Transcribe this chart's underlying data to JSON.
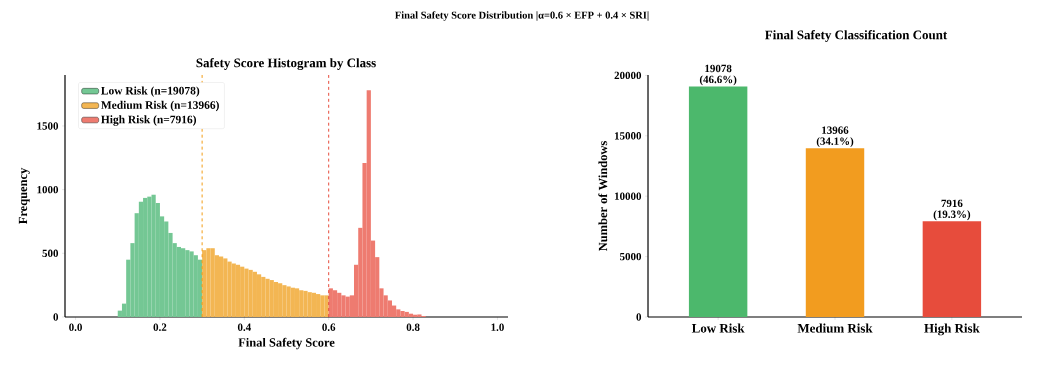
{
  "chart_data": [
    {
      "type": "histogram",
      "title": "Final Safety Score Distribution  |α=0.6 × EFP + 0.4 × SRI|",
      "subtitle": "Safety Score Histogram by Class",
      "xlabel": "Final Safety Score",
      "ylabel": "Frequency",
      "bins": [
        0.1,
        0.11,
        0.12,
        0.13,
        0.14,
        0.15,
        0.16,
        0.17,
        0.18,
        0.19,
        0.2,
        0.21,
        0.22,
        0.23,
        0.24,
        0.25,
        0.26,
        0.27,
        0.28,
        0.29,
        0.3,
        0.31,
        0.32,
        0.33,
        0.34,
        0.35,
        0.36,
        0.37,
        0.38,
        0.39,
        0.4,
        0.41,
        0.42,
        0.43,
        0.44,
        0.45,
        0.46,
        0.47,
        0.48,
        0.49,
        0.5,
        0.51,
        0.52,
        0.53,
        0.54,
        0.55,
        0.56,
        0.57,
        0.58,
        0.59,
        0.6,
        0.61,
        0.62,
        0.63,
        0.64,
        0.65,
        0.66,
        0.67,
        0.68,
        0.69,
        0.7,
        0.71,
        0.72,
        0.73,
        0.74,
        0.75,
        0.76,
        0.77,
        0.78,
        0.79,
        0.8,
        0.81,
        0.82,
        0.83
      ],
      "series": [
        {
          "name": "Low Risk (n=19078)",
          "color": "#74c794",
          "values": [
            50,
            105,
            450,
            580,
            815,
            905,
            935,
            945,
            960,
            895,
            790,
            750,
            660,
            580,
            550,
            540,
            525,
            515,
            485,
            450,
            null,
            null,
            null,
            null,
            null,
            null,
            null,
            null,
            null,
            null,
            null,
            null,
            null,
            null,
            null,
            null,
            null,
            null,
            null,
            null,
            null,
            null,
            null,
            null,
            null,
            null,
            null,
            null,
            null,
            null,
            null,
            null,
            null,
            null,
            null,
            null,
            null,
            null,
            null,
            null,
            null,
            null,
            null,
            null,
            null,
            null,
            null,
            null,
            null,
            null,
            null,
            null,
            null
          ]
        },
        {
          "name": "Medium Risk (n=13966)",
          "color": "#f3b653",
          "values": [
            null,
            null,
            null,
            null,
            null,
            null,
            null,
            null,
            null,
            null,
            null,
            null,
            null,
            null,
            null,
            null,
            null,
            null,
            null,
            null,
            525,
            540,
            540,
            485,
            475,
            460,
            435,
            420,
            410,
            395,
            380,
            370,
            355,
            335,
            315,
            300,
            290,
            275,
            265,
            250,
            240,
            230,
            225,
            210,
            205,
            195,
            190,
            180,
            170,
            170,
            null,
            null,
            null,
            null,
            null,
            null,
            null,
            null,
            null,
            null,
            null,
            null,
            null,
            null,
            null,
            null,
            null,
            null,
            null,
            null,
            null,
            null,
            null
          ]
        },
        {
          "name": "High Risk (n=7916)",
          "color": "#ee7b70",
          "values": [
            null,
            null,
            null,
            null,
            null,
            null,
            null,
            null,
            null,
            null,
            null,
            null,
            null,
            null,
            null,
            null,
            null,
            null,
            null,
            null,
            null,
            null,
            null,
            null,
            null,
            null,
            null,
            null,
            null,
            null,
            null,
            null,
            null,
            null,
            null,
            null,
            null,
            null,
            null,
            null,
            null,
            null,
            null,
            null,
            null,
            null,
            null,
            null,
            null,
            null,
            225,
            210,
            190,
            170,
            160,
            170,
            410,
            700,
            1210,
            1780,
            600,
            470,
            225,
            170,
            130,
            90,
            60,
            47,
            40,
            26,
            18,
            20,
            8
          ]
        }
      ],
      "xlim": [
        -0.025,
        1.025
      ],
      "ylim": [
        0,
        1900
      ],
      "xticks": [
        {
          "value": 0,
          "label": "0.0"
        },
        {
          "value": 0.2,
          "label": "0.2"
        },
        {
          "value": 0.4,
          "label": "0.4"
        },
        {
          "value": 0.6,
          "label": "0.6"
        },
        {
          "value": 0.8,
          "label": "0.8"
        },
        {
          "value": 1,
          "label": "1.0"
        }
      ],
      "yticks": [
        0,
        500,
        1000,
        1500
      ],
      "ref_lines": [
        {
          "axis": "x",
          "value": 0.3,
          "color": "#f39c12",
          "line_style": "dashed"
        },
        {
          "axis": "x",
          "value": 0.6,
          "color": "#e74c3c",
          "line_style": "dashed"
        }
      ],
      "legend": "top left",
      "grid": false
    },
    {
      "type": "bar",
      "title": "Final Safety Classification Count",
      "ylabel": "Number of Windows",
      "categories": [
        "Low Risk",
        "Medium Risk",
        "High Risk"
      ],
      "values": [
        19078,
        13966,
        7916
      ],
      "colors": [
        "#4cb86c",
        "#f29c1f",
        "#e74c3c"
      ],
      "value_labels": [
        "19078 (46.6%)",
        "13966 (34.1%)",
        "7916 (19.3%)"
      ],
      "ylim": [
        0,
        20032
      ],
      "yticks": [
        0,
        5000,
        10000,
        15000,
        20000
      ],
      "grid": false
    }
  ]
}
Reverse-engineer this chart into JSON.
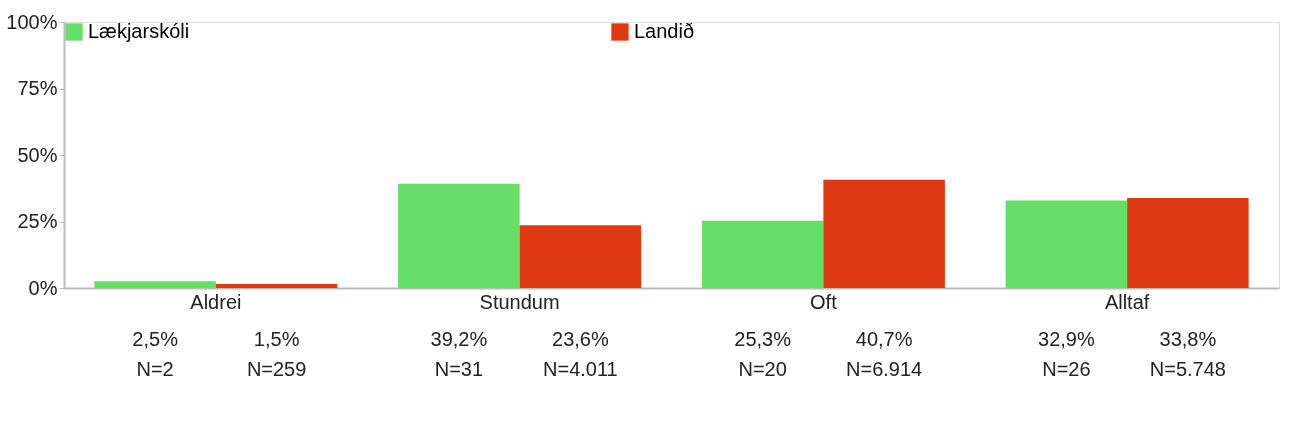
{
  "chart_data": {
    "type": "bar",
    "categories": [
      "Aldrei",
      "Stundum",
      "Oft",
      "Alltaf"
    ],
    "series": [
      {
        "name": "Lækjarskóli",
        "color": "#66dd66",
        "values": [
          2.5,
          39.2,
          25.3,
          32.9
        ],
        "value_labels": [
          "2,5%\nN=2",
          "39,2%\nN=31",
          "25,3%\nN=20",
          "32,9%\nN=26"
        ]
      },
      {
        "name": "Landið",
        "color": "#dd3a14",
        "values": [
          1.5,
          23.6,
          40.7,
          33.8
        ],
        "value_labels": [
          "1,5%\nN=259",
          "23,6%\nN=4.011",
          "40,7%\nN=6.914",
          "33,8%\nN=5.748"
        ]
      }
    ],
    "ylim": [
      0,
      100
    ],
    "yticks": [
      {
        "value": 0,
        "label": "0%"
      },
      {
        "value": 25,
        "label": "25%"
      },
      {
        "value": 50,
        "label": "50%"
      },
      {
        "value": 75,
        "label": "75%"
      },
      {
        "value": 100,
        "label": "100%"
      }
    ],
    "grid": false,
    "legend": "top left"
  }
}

•••••

Examine the data above and state how many of its lines contain the word "Safety", with no further remarks.

4